(begin)

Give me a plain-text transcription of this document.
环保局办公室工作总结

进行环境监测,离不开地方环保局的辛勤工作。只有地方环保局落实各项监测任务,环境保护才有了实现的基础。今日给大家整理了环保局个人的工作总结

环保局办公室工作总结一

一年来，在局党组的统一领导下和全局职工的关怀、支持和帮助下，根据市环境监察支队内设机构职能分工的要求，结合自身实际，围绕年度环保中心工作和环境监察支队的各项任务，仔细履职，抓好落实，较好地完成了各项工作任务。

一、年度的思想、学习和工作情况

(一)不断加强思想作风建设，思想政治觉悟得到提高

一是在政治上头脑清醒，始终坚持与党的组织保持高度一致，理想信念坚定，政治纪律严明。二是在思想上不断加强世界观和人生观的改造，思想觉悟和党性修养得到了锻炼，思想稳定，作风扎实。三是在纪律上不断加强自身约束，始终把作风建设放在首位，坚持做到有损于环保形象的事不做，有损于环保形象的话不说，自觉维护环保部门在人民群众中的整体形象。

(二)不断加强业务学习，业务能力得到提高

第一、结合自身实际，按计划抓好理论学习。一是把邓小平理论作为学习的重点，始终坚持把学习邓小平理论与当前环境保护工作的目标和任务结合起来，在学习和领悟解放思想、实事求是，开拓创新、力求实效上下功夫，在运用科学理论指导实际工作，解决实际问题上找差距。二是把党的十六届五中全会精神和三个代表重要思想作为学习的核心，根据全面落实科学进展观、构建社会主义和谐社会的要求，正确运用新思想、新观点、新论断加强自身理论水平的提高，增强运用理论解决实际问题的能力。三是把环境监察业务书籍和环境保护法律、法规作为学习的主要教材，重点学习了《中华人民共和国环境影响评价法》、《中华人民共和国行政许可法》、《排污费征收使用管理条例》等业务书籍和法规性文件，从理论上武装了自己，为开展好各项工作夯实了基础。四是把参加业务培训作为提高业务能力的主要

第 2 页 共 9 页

(end)

# OBJECTIVE
Return the whole listing exactly.

# RESPONSE
Give me a plain-text transcription of this document.
环保局办公室工作总结

进行环境监测,离不开地方环保局的辛勤工作。只有地方环保局落实各项监测任务,环境保护才有了实现的基础。今日给大家整理了环保局个人的工作总结

环保局办公室工作总结一

一年来，在局党组的统一领导下和全局职工的关怀、支持和帮助下，根据市环境监察支队内设机构职能分工的要求，结合自身实际，围绕年度环保中心工作和环境监察支队的各项任务，仔细履职，抓好落实，较好地完成了各项工作任务。

一、年度的思想、学习和工作情况

(一)不断加强思想作风建设，思想政治觉悟得到提高

一是在政治上头脑清醒，始终坚持与党的组织保持高度一致，理想信念坚定，政治纪律严明。二是在思想上不断加强世界观和人生观的改造，思想觉悟和党性修养得到了锻炼，思想稳定，作风扎实。三是在纪律上不断加强自身约束，始终把作风建设放在首位，坚持做到有损于环保形象的事不做，有损于环保形象的话不说，自觉维护环保部门在人民群众中的整体形象。

(二)不断加强业务学习，业务能力得到提高

第一、结合自身实际，按计划抓好理论学习。一是把邓小平理论作为学习的重点，始终坚持把学习邓小平理论与当前环境保护工作的目标和任务结合起来，在学习和领悟解放思想、实事求是，开拓创新、力求实效上下功夫，在运用科学理论指导实际工作，解决实际问题上找差距。二是把党的十六届五中全会精神和三个代表重要思想作为学习的核心，根据全面落实科学进展观、构建社会主义和谐社会的要求，正确运用新思想、新观点、新论断加强自身理论水平的提高，增强运用理论解决实际问题的能力。三是把环境监察业务书籍和环境保护法律、法规作为学习的主要教材，重点学习了《中华人民共和国环境影响评价法》、《中华人民共和国行政许可法》、《排污费征收使用管理条例》等业务书籍和法规性文件，从理论上武装了自己，为开展好各项工作夯实了基础。四是把参加业务培训作为提高业务能力的主要

第 2 页 共 9 页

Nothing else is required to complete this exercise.